TASK DESCRIPTION: Reproduce each line exactly.

Dataset records
_ _ _
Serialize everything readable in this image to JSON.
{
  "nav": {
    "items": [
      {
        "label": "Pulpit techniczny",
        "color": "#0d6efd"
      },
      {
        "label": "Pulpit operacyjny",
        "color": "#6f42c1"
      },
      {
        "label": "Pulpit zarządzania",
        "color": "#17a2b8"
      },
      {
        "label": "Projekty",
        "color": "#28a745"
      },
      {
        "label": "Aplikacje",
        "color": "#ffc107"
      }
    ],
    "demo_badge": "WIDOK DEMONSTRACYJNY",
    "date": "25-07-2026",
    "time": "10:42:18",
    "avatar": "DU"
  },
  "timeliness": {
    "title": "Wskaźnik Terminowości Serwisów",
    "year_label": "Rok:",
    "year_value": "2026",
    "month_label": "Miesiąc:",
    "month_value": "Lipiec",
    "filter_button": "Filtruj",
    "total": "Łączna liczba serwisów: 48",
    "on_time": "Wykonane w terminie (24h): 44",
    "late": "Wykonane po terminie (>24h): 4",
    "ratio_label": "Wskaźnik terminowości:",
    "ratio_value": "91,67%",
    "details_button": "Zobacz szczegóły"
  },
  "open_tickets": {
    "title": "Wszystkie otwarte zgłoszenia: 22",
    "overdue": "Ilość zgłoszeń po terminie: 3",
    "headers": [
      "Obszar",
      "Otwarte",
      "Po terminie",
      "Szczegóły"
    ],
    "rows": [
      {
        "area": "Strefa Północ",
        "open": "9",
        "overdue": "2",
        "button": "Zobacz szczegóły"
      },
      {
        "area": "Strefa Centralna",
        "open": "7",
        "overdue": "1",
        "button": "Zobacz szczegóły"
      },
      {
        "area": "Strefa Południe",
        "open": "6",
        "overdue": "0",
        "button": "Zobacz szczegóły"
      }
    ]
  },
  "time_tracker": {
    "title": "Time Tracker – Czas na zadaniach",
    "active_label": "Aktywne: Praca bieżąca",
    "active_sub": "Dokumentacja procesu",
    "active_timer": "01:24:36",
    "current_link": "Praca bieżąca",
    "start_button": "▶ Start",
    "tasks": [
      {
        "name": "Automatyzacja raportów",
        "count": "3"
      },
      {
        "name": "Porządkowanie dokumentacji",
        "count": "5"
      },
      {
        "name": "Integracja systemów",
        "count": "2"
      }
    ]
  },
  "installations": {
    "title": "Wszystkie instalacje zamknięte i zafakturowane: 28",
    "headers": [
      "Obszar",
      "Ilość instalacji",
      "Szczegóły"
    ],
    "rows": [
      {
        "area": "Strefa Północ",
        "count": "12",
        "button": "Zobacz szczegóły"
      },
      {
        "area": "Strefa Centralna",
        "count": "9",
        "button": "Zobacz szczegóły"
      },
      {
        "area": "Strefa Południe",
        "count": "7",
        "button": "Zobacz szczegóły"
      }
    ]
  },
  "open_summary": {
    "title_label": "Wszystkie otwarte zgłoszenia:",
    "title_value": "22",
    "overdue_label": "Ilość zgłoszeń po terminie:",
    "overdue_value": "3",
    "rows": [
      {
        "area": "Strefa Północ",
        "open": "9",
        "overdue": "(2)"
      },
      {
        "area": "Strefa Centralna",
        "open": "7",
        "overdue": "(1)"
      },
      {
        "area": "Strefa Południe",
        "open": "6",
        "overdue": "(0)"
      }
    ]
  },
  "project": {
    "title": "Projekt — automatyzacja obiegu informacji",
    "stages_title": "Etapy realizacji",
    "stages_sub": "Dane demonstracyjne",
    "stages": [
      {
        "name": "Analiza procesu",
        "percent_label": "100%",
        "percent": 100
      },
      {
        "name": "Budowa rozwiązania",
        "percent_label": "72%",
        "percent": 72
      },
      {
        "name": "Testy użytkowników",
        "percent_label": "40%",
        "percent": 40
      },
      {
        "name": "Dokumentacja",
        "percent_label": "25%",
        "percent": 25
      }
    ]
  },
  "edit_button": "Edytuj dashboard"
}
_ _ _
FULL RESPONSE:
Serialize everything readable in this image to JSON.
{
  "nav": {
    "items": [
      {
        "label": "Pulpit techniczny",
        "color": "#0d6efd"
      },
      {
        "label": "Pulpit operacyjny",
        "color": "#6f42c1"
      },
      {
        "label": "Pulpit zarządzania",
        "color": "#17a2b8"
      },
      {
        "label": "Projekty",
        "color": "#28a745"
      },
      {
        "label": "Aplikacje",
        "color": "#ffc107"
      }
    ],
    "demo_badge": "WIDOK DEMONSTRACYJNY",
    "date": "25-07-2026",
    "time": "10:42:18",
    "avatar": "DU"
  },
  "timeliness": {
    "title": "Wskaźnik Terminowości Serwisów",
    "year_label": "Rok:",
    "year_value": "2026",
    "month_label": "Miesiąc:",
    "month_value": "Lipiec",
    "filter_button": "Filtruj",
    "total": "Łączna liczba serwisów: 48",
    "on_time": "Wykonane w terminie (24h): 44",
    "late": "Wykonane po terminie (>24h): 4",
    "ratio_label": "Wskaźnik terminowości:",
    "ratio_value": "91,67%",
    "details_button": "Zobacz szczegóły"
  },
  "open_tickets": {
    "title": "Wszystkie otwarte zgłoszenia: 22",
    "overdue": "Ilość zgłoszeń po terminie: 3",
    "headers": [
      "Obszar",
      "Otwarte",
      "Po terminie",
      "Szczegóły"
    ],
    "rows": [
      {
        "area": "Strefa Północ",
        "open": "9",
        "overdue": "2",
        "button": "Zobacz szczegóły"
      },
      {
        "area": "Strefa Centralna",
        "open": "7",
        "overdue": "1",
        "button": "Zobacz szczegóły"
      },
      {
        "area": "Strefa Południe",
        "open": "6",
        "overdue": "0",
        "button": "Zobacz szczegóły"
      }
    ]
  },
  "time_tracker": {
    "title": "Time Tracker – Czas na zadaniach",
    "active_label": "Aktywne: Praca bieżąca",
    "active_sub": "Dokumentacja procesu",
    "active_timer": "01:24:36",
    "current_link": "Praca bieżąca",
    "start_button": "▶ Start",
    "tasks": [
      {
        "name": "Automatyzacja raportów",
        "count": "3"
      },
      {
        "name": "Porządkowanie dokumentacji",
        "count": "5"
      },
      {
        "name": "Integracja systemów",
        "count": "2"
      }
    ]
  },
  "installations": {
    "title": "Wszystkie instalacje zamknięte i zafakturowane: 28",
    "headers": [
      "Obszar",
      "Ilość instalacji",
      "Szczegóły"
    ],
    "rows": [
      {
        "area": "Strefa Północ",
        "count": "12",
        "button": "Zobacz szczegóły"
      },
      {
        "area": "Strefa Centralna",
        "count": "9",
        "button": "Zobacz szczegóły"
      },
      {
        "area": "Strefa Południe",
        "count": "7",
        "button": "Zobacz szczegóły"
      }
    ]
  },
  "open_summary": {
    "title_label": "Wszystkie otwarte zgłoszenia:",
    "title_value": "22",
    "overdue_label": "Ilość zgłoszeń po terminie:",
    "overdue_value": "3",
    "rows": [
      {
        "area": "Strefa Północ",
        "open": "9",
        "overdue": "(2)"
      },
      {
        "area": "Strefa Centralna",
        "open": "7",
        "overdue": "(1)"
      },
      {
        "area": "Strefa Południe",
        "open": "6",
        "overdue": "(0)"
      }
    ]
  },
  "project": {
    "title": "Projekt — automatyzacja obiegu informacji",
    "stages_title": "Etapy realizacji",
    "stages_sub": "Dane demonstracyjne",
    "stages": [
      {
        "name": "Analiza procesu",
        "percent_label": "100%",
        "percent": 100
      },
      {
        "name": "Budowa rozwiązania",
        "percent_label": "72%",
        "percent": 72
      },
      {
        "name": "Testy użytkowników",
        "percent_label": "40%",
        "percent": 40
      },
      {
        "name": "Dokumentacja",
        "percent_label": "25%",
        "percent": 25
      }
    ]
  },
  "edit_button": "Edytuj dashboard"
}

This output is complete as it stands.